Data entries —
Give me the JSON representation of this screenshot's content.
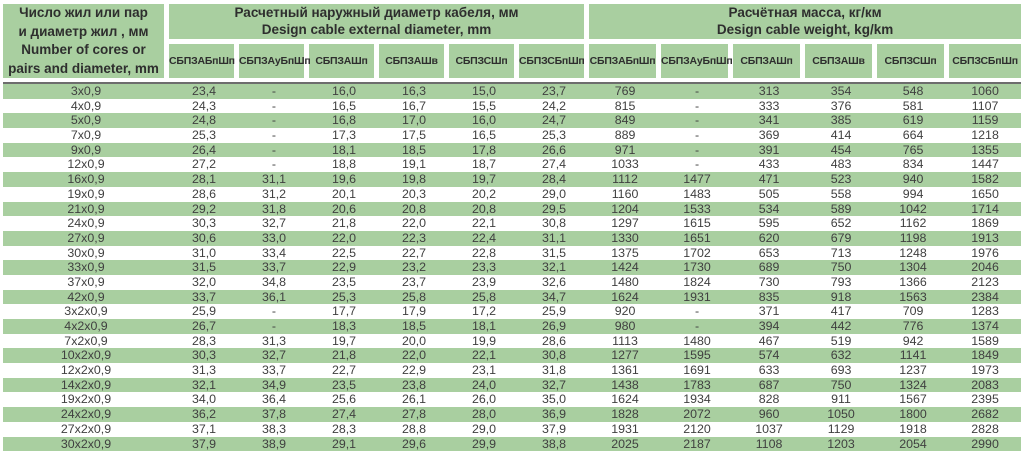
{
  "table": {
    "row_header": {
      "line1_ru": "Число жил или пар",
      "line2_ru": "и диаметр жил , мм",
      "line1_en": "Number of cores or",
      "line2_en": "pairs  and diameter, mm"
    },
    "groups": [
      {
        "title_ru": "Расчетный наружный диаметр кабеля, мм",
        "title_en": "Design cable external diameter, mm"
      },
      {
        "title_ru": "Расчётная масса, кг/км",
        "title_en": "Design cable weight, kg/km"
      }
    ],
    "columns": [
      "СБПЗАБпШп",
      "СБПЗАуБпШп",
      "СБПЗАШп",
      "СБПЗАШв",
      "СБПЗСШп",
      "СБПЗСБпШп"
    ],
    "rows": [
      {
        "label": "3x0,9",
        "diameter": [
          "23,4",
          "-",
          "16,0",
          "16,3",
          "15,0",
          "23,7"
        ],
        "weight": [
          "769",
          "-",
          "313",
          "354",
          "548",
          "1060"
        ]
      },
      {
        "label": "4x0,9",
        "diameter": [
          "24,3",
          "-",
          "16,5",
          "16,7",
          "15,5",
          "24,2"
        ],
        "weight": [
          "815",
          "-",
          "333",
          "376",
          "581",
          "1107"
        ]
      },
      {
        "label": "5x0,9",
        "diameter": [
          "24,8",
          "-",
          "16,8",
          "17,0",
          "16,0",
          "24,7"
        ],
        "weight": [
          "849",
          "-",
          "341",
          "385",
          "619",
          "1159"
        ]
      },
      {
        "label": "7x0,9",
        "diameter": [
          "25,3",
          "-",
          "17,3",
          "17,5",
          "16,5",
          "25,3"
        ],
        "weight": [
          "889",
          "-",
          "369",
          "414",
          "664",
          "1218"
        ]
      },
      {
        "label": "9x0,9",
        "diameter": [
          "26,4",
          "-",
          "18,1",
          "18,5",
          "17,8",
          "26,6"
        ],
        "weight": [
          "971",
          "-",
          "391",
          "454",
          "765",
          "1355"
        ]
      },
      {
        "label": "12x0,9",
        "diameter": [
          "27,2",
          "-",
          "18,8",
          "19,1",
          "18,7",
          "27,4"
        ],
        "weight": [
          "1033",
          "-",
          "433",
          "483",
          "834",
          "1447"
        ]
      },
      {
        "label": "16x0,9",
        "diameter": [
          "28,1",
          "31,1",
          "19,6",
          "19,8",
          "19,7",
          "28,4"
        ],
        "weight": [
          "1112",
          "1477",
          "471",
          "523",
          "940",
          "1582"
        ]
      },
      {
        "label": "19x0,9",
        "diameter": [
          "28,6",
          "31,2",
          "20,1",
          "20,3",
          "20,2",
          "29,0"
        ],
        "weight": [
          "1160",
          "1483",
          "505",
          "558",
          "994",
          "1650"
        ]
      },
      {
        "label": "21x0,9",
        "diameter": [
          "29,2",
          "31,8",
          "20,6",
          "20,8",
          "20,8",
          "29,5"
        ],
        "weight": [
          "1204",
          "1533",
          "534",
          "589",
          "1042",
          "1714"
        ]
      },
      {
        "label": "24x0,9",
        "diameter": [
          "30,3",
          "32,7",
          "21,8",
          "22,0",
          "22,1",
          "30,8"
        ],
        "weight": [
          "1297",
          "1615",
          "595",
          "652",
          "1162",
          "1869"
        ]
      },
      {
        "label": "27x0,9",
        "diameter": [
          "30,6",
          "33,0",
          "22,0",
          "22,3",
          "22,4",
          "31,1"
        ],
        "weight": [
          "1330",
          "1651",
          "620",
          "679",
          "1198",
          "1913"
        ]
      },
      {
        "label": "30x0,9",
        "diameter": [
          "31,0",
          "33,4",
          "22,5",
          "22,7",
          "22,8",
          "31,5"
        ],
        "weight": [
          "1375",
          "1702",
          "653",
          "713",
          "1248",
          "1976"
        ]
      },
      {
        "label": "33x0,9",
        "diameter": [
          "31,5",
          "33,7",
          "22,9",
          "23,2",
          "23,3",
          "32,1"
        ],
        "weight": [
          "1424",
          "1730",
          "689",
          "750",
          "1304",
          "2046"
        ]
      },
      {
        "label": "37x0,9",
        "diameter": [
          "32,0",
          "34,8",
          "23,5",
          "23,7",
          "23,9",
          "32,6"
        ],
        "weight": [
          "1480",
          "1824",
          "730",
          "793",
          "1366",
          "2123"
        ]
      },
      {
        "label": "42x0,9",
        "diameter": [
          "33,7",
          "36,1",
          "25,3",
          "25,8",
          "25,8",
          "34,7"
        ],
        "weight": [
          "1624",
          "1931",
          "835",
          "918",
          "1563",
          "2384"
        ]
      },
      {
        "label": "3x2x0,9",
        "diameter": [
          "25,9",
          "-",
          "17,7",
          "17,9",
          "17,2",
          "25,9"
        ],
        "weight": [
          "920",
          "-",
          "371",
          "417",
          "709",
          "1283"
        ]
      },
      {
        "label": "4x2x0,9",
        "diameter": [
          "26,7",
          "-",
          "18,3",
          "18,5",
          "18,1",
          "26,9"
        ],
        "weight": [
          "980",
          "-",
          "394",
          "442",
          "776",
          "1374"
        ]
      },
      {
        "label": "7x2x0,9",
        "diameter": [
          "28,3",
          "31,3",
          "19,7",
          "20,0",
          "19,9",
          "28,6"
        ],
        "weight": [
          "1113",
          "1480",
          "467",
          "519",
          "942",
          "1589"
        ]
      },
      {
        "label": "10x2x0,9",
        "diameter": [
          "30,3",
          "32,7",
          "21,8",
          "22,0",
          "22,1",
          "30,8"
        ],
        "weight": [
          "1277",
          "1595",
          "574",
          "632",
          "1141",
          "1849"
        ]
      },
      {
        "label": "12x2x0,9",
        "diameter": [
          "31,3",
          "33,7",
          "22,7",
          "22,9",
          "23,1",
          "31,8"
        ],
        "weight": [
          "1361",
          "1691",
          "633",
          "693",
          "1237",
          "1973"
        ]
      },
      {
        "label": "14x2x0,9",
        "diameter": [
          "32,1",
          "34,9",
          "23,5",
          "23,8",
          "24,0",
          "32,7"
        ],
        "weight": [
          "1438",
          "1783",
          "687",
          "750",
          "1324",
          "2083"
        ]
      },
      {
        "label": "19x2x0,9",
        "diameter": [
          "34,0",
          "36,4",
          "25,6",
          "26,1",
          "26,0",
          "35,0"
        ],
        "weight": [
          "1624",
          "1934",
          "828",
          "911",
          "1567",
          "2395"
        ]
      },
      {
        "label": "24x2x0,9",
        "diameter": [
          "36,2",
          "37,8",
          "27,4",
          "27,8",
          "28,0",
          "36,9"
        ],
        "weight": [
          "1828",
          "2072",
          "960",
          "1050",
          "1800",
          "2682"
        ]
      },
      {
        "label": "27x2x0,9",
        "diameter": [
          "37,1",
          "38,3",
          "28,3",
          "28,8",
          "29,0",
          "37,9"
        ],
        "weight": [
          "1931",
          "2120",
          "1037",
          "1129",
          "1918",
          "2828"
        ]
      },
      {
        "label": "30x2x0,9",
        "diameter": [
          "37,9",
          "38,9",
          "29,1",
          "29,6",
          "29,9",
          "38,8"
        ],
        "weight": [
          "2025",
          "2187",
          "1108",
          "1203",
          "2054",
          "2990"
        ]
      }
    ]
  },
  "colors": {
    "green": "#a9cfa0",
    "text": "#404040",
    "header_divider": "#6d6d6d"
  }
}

Task description — Using the listing above, pick out each line that contains the word "Design", then copy it.

Answer for the task —
        "title_en": "Design cable external diameter, mm"
        "title_en": "Design cable weight, kg/km"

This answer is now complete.